__Selected passage__.
◆ ◆ ◆ ◆ ◆
Personal information
- Born: 31 January 1889 Birmingham, England
- Died: 3 May 1958 (aged 69) Northampton, England
- Batting: Right-handed
- Bowling: Left-arm fast-medium

International information
- National side: England;
- Test debut: 15–19 December 1911 v Australia
- Last Test: 19–22 August 1912 v Australia

Career statistics
| Competition | Test | First-class |
| Matches | 11 | 159 |
| Runs scored | 330 | 6,548 |
| Batting average | 23.57 | 26.61 |
| 100s/50s | 0/3 | 7/35 |
| Top score | 71 | 305* |
| Balls bowled | 2,447 | 33,291 |
| Wickets | 45 | 717 |
| Bowling average | 20.57 | 20.75 |
| 5 wickets in innings | 4 | 53 |
| 10 wickets in match | 0 | 8 |
| Best bowling | 6/91 | 9/118 |
| Catches/stumpings | 11/– | 121/– |
- Source: Wisden, 16 September 2022

= Frank Foster (cricketer) =

English cricketer (1889–1958)

Frank Rowbotham Foster (31 January 1889 – 3 May 1958) was an English amateur cricketer who played for Warwickshire County Cricket Club from 1908 to 1914, and in Test cricket for England in 1911 and 1912. He was born in Birmingham, educated at Solihull School and died in St Andrew's Hospital in Northampton. His career was cut short after a motor-cycle accident during World War I.
◆ ◆ ◆ ◆ ◆
__Stored data__.

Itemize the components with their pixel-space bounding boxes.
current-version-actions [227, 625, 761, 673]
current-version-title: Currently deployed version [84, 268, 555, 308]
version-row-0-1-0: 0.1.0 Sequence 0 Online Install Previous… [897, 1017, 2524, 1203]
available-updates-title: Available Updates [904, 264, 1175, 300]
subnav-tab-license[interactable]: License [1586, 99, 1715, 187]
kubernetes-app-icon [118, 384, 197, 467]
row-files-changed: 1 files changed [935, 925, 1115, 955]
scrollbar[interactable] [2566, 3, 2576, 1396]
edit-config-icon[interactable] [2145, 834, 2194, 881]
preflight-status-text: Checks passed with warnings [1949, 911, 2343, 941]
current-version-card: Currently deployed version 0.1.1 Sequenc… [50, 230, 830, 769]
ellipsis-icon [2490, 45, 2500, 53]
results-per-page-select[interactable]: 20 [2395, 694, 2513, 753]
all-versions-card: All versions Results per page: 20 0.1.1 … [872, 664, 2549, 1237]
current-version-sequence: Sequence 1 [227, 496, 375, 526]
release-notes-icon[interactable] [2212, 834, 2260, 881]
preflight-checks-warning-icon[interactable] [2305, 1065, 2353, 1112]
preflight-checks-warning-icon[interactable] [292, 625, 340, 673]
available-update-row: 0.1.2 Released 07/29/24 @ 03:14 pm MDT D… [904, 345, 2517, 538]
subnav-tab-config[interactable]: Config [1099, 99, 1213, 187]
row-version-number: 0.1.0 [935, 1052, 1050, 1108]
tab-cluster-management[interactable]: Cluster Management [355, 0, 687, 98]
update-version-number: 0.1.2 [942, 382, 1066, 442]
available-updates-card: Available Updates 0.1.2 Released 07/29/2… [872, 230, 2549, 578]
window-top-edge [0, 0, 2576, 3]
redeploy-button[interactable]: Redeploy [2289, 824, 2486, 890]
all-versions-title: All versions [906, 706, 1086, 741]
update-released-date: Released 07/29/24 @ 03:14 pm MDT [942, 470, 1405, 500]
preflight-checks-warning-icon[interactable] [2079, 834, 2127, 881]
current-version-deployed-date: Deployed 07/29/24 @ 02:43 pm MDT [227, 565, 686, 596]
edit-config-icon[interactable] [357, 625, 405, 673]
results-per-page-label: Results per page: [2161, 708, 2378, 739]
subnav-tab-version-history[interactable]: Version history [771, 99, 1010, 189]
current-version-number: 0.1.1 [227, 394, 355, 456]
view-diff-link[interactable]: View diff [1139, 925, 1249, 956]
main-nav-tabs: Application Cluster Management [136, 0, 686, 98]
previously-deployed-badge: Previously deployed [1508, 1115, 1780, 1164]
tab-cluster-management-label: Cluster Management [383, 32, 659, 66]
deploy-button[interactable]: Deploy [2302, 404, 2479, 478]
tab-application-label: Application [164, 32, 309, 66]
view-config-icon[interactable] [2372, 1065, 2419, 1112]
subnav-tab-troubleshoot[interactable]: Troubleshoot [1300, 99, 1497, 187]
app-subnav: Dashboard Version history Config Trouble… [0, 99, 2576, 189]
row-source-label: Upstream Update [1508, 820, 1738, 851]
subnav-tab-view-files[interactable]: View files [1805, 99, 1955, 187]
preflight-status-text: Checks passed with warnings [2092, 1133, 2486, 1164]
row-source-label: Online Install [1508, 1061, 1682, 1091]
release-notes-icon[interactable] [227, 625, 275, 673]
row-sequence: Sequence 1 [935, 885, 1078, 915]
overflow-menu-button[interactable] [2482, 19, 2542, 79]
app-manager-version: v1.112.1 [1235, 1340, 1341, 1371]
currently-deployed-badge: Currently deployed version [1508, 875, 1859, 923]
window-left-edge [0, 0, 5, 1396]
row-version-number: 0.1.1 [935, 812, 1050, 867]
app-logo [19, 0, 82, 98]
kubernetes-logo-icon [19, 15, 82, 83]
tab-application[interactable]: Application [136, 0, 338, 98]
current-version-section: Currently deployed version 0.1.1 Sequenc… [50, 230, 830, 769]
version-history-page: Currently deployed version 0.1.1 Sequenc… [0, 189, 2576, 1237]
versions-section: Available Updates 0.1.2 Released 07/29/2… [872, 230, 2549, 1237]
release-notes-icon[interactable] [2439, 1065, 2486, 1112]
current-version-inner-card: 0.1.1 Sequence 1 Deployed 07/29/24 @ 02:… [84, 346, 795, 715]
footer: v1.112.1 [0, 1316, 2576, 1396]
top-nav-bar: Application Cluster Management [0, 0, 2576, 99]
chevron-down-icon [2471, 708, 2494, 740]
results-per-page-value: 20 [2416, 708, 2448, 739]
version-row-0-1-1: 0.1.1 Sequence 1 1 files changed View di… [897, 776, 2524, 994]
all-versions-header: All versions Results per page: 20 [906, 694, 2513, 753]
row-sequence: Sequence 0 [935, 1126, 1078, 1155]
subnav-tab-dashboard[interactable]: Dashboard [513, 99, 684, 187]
◆ ◆ ◆ ◆ ◆
__Prompt 1__. Reproduce the portion of the Frank Foster cricket profile starting at "English cricketer (1889–1958)" and ending at "World War I.".
__Prompt 2__. Translate into French the following sentence from the Frank Foster cricket profile: "He was born in Birmingham, educated at Solihull School and died in St Andrew's Hospital in Northampton."
__Prompt 3__.
Answer these questions from the Frank Foster cricket profile:
(a) For which county club did Foster play, and during which years?
(b) Against which opponent did he make his Test debut?
(c) How many wickets did he take in first-class cricket?

__Written solution 1__.
English cricketer (1889–1958)

Frank Rowbotham Foster (31 January 1889 – 3 May 1958) was an English amateur cricketer who played for Warwickshire County Cricket Club from 1908 to 1914, and in Test cricket for England in 1911 and 1912. He was born in Birmingham, educated at Solihull School and died in St Andrew's Hospital in Northampton. His career was cut short after a motor-cycle accident during World War I.

__Written solution 2__. Il est né à Birmingham, a fait ses études à la Solihull School et est mort à l'hôpital St Andrew's de Northampton.

__Written solution 3__.
(a) Warwickshire County Cricket Club, from 1908 to 1914.
(b) Australia.
(c) 717.